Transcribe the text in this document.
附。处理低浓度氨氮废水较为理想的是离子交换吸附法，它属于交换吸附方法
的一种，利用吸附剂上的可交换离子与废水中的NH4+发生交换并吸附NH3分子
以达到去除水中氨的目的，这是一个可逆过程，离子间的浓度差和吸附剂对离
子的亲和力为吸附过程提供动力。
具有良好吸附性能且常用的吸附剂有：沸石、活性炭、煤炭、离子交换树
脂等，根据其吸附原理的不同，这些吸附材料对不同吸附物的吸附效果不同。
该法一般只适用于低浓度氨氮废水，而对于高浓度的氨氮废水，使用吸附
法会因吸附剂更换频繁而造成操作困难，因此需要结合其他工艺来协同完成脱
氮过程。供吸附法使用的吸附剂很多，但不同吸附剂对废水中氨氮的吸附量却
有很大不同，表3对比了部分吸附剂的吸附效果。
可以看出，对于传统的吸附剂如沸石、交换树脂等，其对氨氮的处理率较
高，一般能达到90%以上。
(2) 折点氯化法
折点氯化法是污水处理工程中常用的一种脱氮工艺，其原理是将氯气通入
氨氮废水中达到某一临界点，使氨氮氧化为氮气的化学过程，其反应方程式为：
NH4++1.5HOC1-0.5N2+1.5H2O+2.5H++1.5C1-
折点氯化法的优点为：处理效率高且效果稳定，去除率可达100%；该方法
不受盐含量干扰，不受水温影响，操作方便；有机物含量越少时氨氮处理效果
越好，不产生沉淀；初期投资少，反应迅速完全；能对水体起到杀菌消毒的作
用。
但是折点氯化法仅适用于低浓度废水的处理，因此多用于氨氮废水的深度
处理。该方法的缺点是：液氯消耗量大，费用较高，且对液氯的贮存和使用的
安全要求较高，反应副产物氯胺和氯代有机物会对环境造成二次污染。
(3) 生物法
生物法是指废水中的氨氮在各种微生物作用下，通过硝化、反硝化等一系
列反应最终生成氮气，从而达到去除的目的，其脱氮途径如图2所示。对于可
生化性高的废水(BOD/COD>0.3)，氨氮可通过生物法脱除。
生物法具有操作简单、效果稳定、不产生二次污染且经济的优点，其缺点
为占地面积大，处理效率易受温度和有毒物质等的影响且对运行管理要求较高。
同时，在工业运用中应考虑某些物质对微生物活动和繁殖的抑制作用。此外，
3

Problem: Transcribe every entry exactly, omitting nothing.

Exercise response:
Transcribe the text in this document.
附。处理低浓度氨氮废水较为理想的是离子交换吸附法，它属于交换吸附方法
的一种，利用吸附剂上的可交换离子与废水中的NH4+发生交换并吸附NH3分子
以达到去除水中氨的目的，这是一个可逆过程，离子间的浓度差和吸附剂对离
子的亲和力为吸附过程提供动力。
具有良好吸附性能且常用的吸附剂有：沸石、活性炭、煤炭、离子交换树
脂等，根据其吸附原理的不同，这些吸附材料对不同吸附物的吸附效果不同。
该法一般只适用于低浓度氨氮废水，而对于高浓度的氨氮废水，使用吸附
法会因吸附剂更换频繁而造成操作困难，因此需要结合其他工艺来协同完成脱
氮过程。供吸附法使用的吸附剂很多，但不同吸附剂对废水中氨氮的吸附量却
有很大不同，表3对比了部分吸附剂的吸附效果。
可以看出，对于传统的吸附剂如沸石、交换树脂等，其对氨氮的处理率较
高，一般能达到90%以上。
(2) 折点氯化法
折点氯化法是污水处理工程中常用的一种脱氮工艺，其原理是将氯气通入
氨氮废水中达到某一临界点，使氨氮氧化为氮气的化学过程，其反应方程式为：
NH4++1.5HOC1-0.5N2+1.5H2O+2.5H++1.5C1-
折点氯化法的优点为：处理效率高且效果稳定，去除率可达100%；该方法
不受盐含量干扰，不受水温影响，操作方便；有机物含量越少时氨氮处理效果
越好，不产生沉淀；初期投资少，反应迅速完全；能对水体起到杀菌消毒的作
用。
但是折点氯化法仅适用于低浓度废水的处理，因此多用于氨氮废水的深度
处理。该方法的缺点是：液氯消耗量大，费用较高，且对液氯的贮存和使用的
安全要求较高，反应副产物氯胺和氯代有机物会对环境造成二次污染。
(3) 生物法
生物法是指废水中的氨氮在各种微生物作用下，通过硝化、反硝化等一系
列反应最终生成氮气，从而达到去除的目的，其脱氮途径如图2所示。对于可
生化性高的废水(BOD/COD>0.3)，氨氮可通过生物法脱除。
生物法具有操作简单、效果稳定、不产生二次污染且经济的优点，其缺点
为占地面积大，处理效率易受温度和有毒物质等的影响且对运行管理要求较高。
同时，在工业运用中应考虑某些物质对微生物活动和繁殖的抑制作用。此外，
3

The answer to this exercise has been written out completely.